[Dataset extract — start]

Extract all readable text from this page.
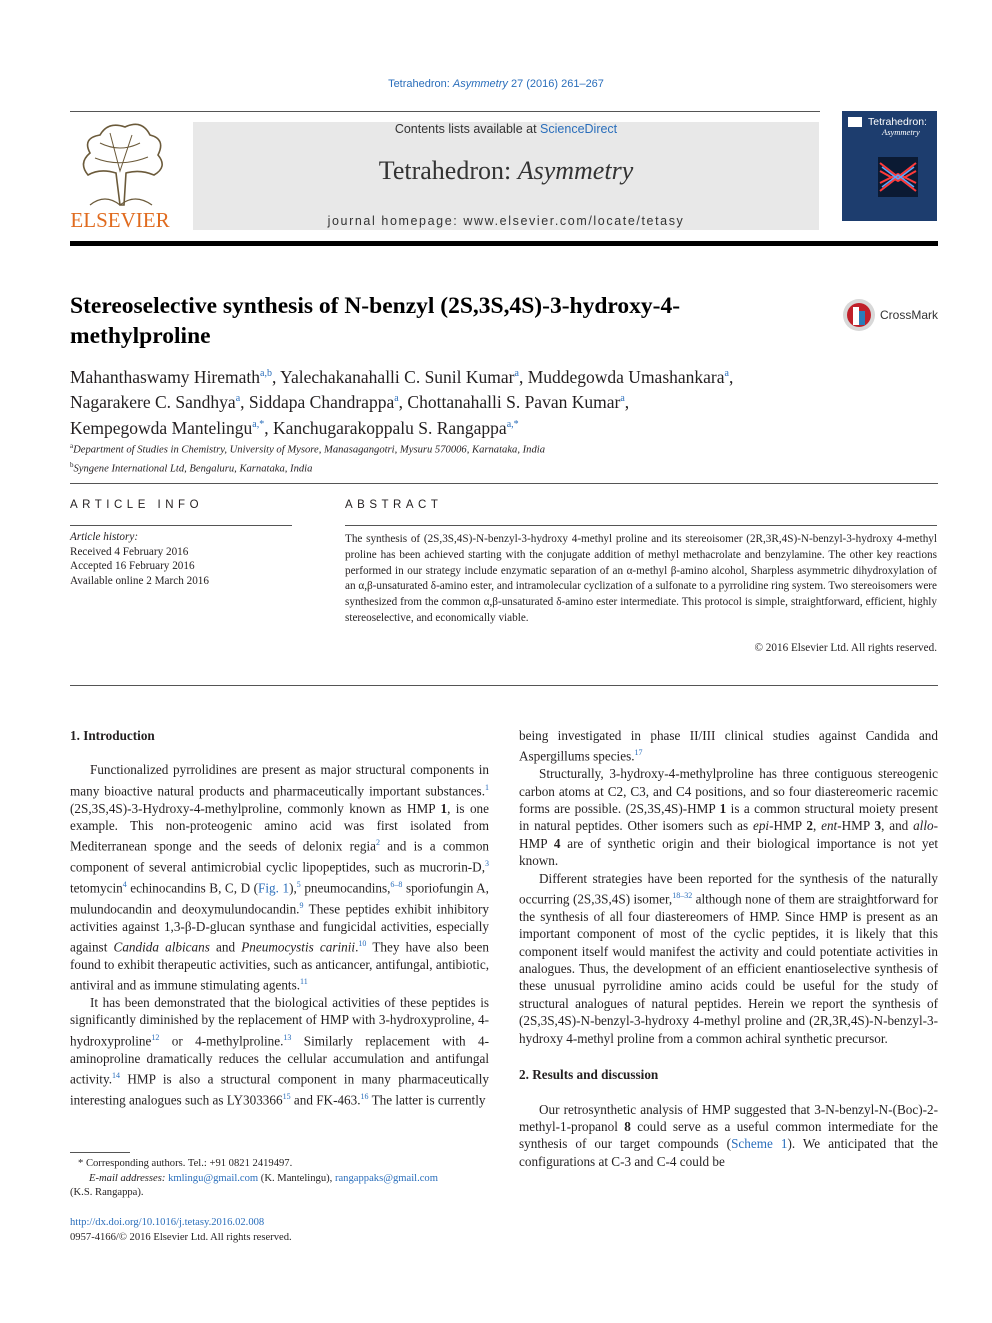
Tetrahedron: Asymmetry 27 (2016) 261–267
ELSEVIER
Contents lists available at ScienceDirect
Tetrahedron: Asymmetry
journal homepage: www.elsevier.com/locate/tetasy
Tetrahedron:
Asymmetry
Stereoselective synthesis of N-benzyl (2S,3S,4S)-3-hydroxy-4-
methylproline
CrossMark
Mahanthaswamy Hiremath$^{a,b}$, Yalechakanahalli C. Sunil Kumar$^a$, Muddegowda Umashankara$^a$,
Nagarakere C. Sandhya$^a$, Siddapa Chandrappa$^a$, Chottanahalli S. Pavan Kumar$^a$,
Kempegowda Mantelingu$^{a,*}$, Kanchugarakoppalu S. Rangappa$^{a,*}$
$^a$Department of Studies in Chemistry, University of Mysore, Manasagangotri, Mysuru 570006, Karnataka, India
$^b$Syngene International Ltd, Bengaluru, Karnataka, India
ARTICLE INFO
Article history:
Received 4 February 2016
Accepted 16 February 2016
Available online 2 March 2016
ABSTRACT
The synthesis of (2S,3S,4S)-N-benzyl-3-hydroxy 4-methyl proline and its stereoisomer (2R,3R,4S)-N-benzyl-3-hydroxy 4-methyl proline has been achieved starting with the conjugate addition of methyl methacrolate and benzylamine. The other key reactions performed in our strategy include enzymatic separation of an α-methyl β-amino alcohol, Sharpless asymmetric dihydroxylation of an α,β-unsaturated δ-amino ester, and intramolecular cyclization of a sulfonate to a pyrrolidine ring system. Two stereoisomers were synthesized from the common α,β-unsaturated δ-amino ester intermediate. This protocol is simple, straightforward, efficient, highly stereoselective, and economically viable.
© 2016 Elsevier Ltd. All rights reserved.
1. Introduction

Functionalized pyrrolidines are present as major structural components in many bioactive natural products and pharmaceutically important substances.$^1$ (2S,3S,4S)-3-Hydroxy-4-methylproline, commonly known as HMP 1, is one example. This non-proteogenic amino acid was first isolated from Mediterranean sponge and the seeds of delonix regia$^2$ and is a common component of several antimicrobial cyclic lipopeptides, such as mucrorin-D,$^3$ tetomycin$^4$ echinocandins B, C, D (Fig. 1),$^5$ pneumocandins,$^{6-8}$ sporiofungin A, mulundocandin and deoxymulundocandin.$^9$ These peptides exhibit inhibitory activities against 1,3-β-D-glucan synthase and fungicidal activities, especially against Candida albicans and Pneumocystis carinii.$^{10}$ They have also been found to exhibit therapeutic activities, such as anticancer, antifungal, antibiotic, antiviral and as immune stimulating agents.$^{11}$

It has been demonstrated that the biological activities of these peptides is significantly diminished by the replacement of HMP with 3-hydroxyproline, 4-hydroxyproline$^{12}$ or 4-methylproline.$^{13}$ Similarly replacement with 4-aminoproline dramatically reduces the cellular accumulation and antifungal activity.$^{14}$ HMP is also a structural component in many pharmaceutically interesting analogues such as LY303366$^{15}$ and FK-463.16 The latter is currently

being investigated in phase II/III clinical studies against Candida and Aspergillums species.$^{17}$

Structurally, 3-hydroxy-4-methylproline has three contiguous stereogenic carbon atoms at C2, C3, and C4 positions, and so four diastereomeric racemic forms are possible. (2S,3S,4S)-HMP 1 is a common structural moiety present in natural peptides. Other isomers such as epi-HMP 2, ent-HMP 3, and allo-HMP 4 are of synthetic origin and their biological importance is not yet known.

Different strategies have been reported for the synthesis of the naturally occurring (2S,3S,4S) isomer,$^{18-32}$ although none of them are straightforward for the synthesis of all four diastereomers of HMP. Since HMP is present as an important component of most of the cyclic peptides, it is likely that this component itself would manifest the activity and could potentiate activities in analogues. Thus, the development of an efficient enantioselective synthesis of these unusual pyrrolidine amino acids could be useful for the study of structural analogues of natural peptides. Herein we report the synthesis of (2S,3S,4S)-N-benzyl-3-hydroxy 4-methyl proline and (2R,3R,4S)-N-benzyl-3-hydroxy 4-methyl proline from a common achiral synthetic precursor.

2. Results and discussion

Our retrosynthetic analysis of HMP suggested that 3-N-benzyl-N-(Boc)-2-methyl-1-propanol 8 could serve as a useful common intermediate for the synthesis of our target compounds (Scheme 1). We anticipated that the configurations at C-3 and C-4 could be

* Corresponding authors. Tel.: +91 0821 2419497.
E-mail addresses: kmlingu@gmail.com (K. Mantelingu), rangappaks@gmail.com
(K.S. Rangappa).
http://dx.doi.org/10.1016/j.tetasy.2016.02.008
0957-4166/© 2016 Elsevier Ltd. All rights reserved.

[Dataset extract — finish]

**Required action:** Where the word "reserved" appears in a line of the entries, copy that line.

**Written answer:**
© 2016 Elsevier Ltd. All rights reserved.
0957-4166/© 2016 Elsevier Ltd. All rights reserved.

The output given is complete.